*** Task input Section Begins ***

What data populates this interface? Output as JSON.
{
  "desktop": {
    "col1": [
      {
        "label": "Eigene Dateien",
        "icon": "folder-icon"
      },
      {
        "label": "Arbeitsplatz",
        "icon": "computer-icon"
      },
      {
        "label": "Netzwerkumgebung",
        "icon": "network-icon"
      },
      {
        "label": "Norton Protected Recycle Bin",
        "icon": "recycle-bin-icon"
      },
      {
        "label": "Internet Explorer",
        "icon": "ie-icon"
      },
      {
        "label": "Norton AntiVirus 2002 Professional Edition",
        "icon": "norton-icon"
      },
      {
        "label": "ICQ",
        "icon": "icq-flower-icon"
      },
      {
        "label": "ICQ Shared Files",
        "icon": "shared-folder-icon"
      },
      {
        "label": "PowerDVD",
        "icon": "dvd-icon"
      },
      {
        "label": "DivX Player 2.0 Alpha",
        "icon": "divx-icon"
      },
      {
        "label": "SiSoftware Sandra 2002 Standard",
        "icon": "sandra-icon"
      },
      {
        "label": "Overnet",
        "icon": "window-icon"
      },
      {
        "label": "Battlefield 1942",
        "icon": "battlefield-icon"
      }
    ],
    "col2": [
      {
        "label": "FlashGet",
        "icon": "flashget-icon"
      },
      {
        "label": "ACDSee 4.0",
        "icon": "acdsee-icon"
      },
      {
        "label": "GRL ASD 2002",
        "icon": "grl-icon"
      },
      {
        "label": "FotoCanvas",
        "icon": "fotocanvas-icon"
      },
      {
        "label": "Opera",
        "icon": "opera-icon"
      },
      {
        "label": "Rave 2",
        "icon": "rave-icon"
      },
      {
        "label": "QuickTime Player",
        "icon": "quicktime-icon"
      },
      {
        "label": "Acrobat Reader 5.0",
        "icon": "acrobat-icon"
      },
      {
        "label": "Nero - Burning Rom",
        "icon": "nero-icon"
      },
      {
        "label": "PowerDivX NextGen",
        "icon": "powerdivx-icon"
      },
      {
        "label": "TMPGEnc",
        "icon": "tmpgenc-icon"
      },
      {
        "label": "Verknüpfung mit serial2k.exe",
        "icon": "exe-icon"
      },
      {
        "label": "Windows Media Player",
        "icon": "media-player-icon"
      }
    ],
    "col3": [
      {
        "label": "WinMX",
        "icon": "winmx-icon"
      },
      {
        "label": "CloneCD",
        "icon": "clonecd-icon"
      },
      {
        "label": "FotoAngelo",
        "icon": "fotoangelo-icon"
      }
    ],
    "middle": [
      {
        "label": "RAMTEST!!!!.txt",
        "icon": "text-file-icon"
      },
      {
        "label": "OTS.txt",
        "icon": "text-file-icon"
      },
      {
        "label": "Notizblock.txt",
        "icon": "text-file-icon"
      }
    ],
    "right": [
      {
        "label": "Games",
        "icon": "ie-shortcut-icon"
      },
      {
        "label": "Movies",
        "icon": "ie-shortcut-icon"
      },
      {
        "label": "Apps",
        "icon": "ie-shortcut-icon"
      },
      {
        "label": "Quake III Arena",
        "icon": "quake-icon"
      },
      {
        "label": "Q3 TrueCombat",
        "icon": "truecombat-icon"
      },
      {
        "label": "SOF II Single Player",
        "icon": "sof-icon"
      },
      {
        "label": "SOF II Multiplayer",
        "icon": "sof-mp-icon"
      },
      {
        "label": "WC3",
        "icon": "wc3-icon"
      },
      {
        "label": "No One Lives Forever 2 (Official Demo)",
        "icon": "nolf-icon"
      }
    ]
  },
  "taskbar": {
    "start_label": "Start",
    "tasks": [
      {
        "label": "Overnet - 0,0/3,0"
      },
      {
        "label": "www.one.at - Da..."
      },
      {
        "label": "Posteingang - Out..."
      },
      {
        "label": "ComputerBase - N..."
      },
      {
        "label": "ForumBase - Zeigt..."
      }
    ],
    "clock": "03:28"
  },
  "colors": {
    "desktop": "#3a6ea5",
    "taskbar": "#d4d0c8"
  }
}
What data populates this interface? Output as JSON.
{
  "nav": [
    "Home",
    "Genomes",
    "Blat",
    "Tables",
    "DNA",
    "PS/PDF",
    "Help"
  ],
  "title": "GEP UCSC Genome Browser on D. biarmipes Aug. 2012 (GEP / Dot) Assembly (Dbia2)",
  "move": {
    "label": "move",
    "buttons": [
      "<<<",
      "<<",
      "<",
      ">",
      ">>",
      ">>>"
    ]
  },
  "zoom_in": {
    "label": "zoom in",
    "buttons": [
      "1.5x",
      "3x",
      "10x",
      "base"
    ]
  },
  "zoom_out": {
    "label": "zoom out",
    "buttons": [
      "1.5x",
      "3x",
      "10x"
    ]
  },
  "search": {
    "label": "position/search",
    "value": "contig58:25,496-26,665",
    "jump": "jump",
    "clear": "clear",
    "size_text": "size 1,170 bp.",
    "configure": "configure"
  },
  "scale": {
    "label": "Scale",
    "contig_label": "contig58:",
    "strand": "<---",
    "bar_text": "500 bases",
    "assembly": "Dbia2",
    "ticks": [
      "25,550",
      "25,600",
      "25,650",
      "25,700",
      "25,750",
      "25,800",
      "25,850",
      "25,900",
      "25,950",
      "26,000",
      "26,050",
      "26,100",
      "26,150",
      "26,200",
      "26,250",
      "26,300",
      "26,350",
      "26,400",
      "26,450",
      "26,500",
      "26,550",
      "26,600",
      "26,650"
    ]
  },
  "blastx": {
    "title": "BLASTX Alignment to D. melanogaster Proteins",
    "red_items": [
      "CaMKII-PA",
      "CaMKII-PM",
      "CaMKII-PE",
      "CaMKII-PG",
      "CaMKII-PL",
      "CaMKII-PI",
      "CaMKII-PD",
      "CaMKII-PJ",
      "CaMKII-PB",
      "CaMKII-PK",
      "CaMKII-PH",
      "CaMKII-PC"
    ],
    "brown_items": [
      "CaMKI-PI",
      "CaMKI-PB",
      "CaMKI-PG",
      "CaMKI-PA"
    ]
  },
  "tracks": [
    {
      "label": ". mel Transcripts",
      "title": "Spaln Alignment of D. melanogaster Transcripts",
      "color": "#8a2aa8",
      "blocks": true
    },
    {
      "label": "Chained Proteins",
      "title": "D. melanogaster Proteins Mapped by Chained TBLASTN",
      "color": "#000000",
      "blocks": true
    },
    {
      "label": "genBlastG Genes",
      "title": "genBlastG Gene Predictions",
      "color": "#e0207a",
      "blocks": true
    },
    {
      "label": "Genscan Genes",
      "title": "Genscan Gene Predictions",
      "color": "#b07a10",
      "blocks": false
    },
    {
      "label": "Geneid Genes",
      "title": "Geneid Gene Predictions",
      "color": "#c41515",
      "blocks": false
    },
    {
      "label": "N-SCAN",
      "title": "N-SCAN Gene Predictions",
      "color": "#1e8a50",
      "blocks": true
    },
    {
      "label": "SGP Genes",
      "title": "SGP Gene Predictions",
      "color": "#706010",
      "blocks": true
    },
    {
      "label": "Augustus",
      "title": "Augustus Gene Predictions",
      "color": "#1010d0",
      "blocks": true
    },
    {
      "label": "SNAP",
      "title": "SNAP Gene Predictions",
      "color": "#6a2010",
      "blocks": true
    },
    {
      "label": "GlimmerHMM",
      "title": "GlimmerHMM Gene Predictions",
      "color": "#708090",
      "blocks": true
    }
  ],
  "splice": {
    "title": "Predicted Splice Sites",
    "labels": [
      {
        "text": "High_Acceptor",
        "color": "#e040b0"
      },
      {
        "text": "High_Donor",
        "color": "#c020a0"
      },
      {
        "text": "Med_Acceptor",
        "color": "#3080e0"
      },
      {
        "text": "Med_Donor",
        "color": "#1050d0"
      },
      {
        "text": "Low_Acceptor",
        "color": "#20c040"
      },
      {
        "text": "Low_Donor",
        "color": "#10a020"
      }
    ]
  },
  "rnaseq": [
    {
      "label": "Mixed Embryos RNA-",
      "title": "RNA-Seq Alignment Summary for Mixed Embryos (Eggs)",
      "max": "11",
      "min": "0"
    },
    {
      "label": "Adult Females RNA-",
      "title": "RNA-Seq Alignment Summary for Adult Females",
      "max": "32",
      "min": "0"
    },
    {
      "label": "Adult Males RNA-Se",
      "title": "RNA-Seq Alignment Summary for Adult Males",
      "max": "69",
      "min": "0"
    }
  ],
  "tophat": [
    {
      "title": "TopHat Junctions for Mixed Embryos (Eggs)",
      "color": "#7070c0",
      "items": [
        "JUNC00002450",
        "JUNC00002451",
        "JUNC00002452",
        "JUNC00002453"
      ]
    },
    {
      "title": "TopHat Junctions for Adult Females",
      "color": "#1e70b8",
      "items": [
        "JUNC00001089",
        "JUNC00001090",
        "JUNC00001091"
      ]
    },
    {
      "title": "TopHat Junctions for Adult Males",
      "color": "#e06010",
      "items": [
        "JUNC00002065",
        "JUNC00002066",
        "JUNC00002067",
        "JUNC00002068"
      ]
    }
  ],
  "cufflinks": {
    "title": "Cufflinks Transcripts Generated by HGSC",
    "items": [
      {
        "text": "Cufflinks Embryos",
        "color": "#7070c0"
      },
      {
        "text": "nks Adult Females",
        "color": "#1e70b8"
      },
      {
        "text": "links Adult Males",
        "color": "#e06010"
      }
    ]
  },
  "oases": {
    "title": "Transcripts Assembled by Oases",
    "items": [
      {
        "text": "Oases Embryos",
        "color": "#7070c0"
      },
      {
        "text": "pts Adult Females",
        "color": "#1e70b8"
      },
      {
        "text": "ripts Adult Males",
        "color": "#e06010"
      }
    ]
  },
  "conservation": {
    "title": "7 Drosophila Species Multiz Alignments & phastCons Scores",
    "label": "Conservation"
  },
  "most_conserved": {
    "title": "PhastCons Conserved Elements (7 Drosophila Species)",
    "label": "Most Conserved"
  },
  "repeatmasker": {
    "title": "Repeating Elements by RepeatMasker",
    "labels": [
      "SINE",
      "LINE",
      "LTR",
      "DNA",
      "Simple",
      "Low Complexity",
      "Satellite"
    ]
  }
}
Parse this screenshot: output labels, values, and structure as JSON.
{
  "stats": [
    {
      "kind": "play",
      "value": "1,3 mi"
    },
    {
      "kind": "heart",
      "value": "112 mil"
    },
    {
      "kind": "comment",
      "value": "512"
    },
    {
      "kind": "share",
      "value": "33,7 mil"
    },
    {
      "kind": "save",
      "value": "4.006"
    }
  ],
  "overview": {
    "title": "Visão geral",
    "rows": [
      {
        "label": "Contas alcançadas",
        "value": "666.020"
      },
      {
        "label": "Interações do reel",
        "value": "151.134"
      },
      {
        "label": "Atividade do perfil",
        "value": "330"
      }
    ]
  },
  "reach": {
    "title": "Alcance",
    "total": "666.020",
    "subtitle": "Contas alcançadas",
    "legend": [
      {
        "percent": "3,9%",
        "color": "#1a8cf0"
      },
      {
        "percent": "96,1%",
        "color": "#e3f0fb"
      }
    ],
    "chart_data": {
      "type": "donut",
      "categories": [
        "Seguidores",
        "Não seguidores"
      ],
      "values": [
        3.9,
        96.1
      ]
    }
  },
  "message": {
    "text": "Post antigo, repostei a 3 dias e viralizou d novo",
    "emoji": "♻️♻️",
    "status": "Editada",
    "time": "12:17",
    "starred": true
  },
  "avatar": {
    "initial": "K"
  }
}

*** Task input Section Ends ***

§ **Exercise details**: The expected response consists solely of the lines from the one with "Parse this screenshot: output" through the end of the records, repeated exactly.

§ **Written solution**:
Parse this screenshot: output labels, values, and structure as JSON.
{
  "stats": [
    {
      "kind": "play",
      "value": "1,3 mi"
    },
    {
      "kind": "heart",
      "value": "112 mil"
    },
    {
      "kind": "comment",
      "value": "512"
    },
    {
      "kind": "share",
      "value": "33,7 mil"
    },
    {
      "kind": "save",
      "value": "4.006"
    }
  ],
  "overview": {
    "title": "Visão geral",
    "rows": [
      {
        "label": "Contas alcançadas",
        "value": "666.020"
      },
      {
        "label": "Interações do reel",
        "value": "151.134"
      },
      {
        "label": "Atividade do perfil",
        "value": "330"
      }
    ]
  },
  "reach": {
    "title": "Alcance",
    "total": "666.020",
    "subtitle": "Contas alcançadas",
    "legend": [
      {
        "percent": "3,9%",
        "color": "#1a8cf0"
      },
      {
        "percent": "96,1%",
        "color": "#e3f0fb"
      }
    ],
    "chart_data": {
      "type": "donut",
      "categories": [
        "Seguidores",
        "Não seguidores"
      ],
      "values": [
        3.9,
        96.1
      ]
    }
  },
  "message": {
    "text": "Post antigo, repostei a 3 dias e viralizou d novo",
    "emoji": "♻️♻️",
    "status": "Editada",
    "time": "12:17",
    "starred": true
  },
  "avatar": {
    "initial": "K"
  }
}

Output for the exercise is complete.